> _TO BE DONE_
Find the string "biztosítást" in the data, then copy every line where it is found.

START DATA

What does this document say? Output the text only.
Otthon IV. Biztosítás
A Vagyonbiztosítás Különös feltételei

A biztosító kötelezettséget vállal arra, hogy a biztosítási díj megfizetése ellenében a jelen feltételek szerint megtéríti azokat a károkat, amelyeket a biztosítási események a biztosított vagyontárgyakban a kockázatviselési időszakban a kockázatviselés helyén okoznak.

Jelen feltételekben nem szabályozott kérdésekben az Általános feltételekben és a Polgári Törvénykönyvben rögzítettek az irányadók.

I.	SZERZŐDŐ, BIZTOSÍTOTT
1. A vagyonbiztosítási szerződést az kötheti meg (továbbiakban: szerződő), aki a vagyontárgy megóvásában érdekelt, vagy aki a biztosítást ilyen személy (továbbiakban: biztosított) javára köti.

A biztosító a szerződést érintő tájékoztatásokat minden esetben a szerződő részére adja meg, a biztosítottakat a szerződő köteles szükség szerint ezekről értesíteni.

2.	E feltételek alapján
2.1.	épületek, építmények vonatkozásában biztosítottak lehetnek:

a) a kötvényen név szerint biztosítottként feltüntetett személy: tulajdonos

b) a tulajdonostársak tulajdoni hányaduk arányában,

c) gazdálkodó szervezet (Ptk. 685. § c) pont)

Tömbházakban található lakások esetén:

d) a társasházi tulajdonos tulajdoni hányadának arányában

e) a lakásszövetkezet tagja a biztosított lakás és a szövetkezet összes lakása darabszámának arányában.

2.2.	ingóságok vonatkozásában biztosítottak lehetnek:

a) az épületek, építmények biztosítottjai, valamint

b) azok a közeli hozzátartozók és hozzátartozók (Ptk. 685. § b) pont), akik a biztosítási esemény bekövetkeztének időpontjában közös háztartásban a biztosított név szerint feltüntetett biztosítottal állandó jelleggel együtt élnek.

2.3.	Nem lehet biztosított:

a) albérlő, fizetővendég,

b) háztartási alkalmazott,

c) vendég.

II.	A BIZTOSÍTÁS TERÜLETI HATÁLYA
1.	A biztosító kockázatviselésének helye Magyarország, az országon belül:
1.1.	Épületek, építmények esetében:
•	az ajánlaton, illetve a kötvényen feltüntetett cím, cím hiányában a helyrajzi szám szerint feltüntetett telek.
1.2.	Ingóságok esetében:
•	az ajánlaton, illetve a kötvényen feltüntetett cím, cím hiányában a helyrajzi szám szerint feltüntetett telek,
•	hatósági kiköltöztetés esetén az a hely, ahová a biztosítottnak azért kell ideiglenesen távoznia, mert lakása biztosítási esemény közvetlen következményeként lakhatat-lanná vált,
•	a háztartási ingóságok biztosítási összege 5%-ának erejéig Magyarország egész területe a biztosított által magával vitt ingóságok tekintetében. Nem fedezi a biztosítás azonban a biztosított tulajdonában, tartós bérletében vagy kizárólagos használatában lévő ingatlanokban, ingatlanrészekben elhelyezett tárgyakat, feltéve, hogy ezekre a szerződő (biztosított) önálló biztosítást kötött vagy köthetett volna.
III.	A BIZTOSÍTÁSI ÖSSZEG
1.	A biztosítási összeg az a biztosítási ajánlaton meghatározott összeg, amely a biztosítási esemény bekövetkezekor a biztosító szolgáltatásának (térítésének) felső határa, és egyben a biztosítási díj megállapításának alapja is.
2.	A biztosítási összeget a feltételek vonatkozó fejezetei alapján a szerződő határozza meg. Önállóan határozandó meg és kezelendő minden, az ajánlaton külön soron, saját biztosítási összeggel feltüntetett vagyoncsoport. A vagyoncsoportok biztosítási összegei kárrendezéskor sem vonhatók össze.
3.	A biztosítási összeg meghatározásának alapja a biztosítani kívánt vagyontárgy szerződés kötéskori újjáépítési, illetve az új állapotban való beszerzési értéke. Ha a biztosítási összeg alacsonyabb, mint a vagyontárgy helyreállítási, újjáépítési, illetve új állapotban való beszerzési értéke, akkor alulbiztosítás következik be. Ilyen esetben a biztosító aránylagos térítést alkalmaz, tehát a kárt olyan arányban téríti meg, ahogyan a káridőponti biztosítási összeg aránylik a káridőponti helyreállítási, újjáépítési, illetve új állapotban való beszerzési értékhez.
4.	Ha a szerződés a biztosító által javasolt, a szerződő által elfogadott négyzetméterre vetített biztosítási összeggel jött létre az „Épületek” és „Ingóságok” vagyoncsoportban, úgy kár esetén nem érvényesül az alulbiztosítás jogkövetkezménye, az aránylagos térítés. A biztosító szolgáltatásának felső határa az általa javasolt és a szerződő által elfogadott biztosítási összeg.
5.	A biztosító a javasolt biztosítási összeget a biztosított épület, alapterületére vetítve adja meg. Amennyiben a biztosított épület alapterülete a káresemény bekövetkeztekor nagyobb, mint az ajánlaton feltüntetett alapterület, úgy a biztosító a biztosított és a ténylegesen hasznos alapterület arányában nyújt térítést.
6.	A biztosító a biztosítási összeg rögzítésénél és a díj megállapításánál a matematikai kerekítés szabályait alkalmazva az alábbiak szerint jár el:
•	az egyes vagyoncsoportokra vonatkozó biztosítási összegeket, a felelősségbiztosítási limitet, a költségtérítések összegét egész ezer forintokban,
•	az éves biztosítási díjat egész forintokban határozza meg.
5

END DATA

> _ANSWER BELOW_
1. A vagyonbiztosítási szerződést az kötheti meg (továbbiakban: szerződő), aki a vagyontárgy megóvásában érdekelt, vagy aki a biztosítást ilyen személy (továbbiakban: biztosított) javára köti.
•	a háztartási ingóságok biztosítási összege 5%-ának erejéig Magyarország egész területe a biztosított által magával vitt ingóságok tekintetében. Nem fedezi a biztosítás azonban a biztosított tulajdonában, tartós bérletében vagy kizárólagos használatában lévő ingatlanokban, ingatlanrészekben elhelyezett tárgyakat, feltéve, hogy ezekre a szerződő (biztosított) önálló biztosítást kötött vagy köthetett volna.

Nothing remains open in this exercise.